Directions: Copy all lines in which the word "Slab" can be found.

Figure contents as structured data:

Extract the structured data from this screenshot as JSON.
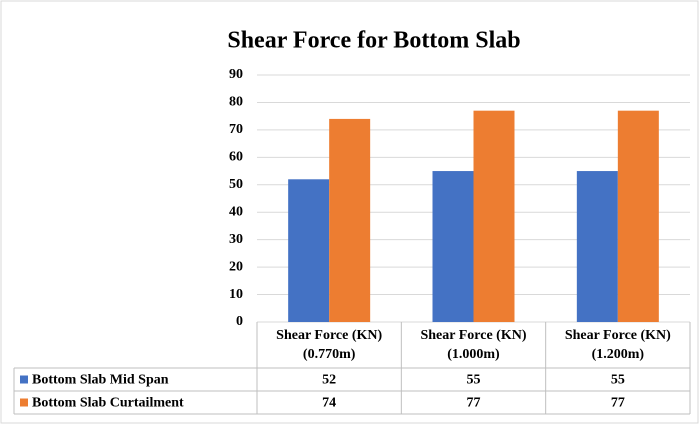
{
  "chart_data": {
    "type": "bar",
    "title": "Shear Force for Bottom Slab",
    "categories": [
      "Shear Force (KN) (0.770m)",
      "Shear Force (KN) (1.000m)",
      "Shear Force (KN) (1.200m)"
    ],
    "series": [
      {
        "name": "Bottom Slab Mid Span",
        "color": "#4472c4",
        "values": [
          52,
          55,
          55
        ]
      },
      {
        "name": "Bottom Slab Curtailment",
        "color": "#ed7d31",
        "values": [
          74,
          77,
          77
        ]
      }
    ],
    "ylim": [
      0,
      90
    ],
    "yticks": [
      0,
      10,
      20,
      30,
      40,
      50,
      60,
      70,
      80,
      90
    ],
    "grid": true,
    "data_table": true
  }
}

...

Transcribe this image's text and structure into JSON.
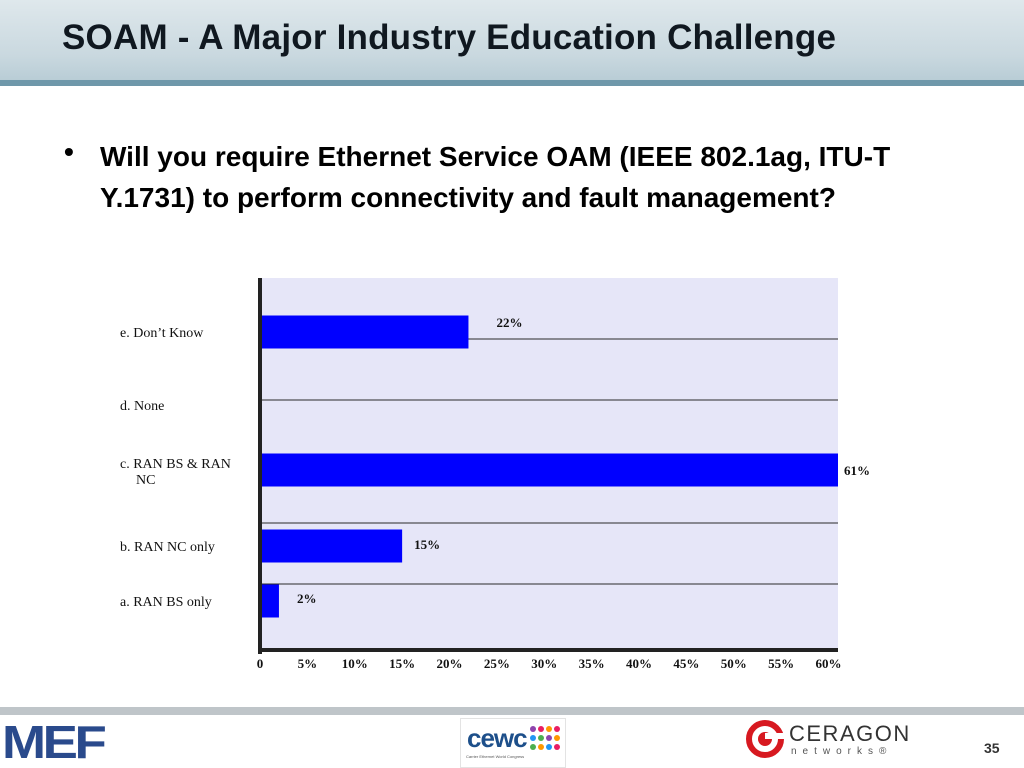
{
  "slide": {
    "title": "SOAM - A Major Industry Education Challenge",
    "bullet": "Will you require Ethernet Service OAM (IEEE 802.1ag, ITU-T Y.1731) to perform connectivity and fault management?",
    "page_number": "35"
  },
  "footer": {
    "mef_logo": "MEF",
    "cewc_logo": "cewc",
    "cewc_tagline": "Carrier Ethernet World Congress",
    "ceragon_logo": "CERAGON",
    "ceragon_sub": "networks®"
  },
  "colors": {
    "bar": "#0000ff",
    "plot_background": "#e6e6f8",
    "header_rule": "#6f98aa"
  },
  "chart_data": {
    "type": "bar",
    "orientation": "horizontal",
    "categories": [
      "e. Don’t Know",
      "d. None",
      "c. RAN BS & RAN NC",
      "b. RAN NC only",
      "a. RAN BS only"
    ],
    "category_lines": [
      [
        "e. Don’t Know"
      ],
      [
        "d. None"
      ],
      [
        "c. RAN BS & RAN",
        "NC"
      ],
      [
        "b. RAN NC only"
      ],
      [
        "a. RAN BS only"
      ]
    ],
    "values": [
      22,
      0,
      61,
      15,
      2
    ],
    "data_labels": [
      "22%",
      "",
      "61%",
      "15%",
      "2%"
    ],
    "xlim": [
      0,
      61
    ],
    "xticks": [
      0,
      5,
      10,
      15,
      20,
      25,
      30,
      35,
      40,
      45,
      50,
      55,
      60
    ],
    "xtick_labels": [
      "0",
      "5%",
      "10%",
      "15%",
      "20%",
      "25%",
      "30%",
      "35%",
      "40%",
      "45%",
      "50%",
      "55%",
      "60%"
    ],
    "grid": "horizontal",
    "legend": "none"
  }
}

--

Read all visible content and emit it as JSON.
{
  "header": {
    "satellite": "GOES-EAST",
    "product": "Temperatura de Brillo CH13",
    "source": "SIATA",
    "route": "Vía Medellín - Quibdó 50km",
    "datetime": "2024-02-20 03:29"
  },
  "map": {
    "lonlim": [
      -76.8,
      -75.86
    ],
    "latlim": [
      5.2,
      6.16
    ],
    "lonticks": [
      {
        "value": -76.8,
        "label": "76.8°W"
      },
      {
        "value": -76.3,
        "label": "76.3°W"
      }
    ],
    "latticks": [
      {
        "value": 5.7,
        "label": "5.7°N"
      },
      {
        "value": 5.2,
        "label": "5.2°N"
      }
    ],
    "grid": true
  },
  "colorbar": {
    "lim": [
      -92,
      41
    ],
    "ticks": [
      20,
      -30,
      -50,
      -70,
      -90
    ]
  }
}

Output for this task:
    "title": "Shear Force for Bottom Slab",
        "name": "Bottom Slab Mid Span",
        "name": "Bottom Slab Curtailment",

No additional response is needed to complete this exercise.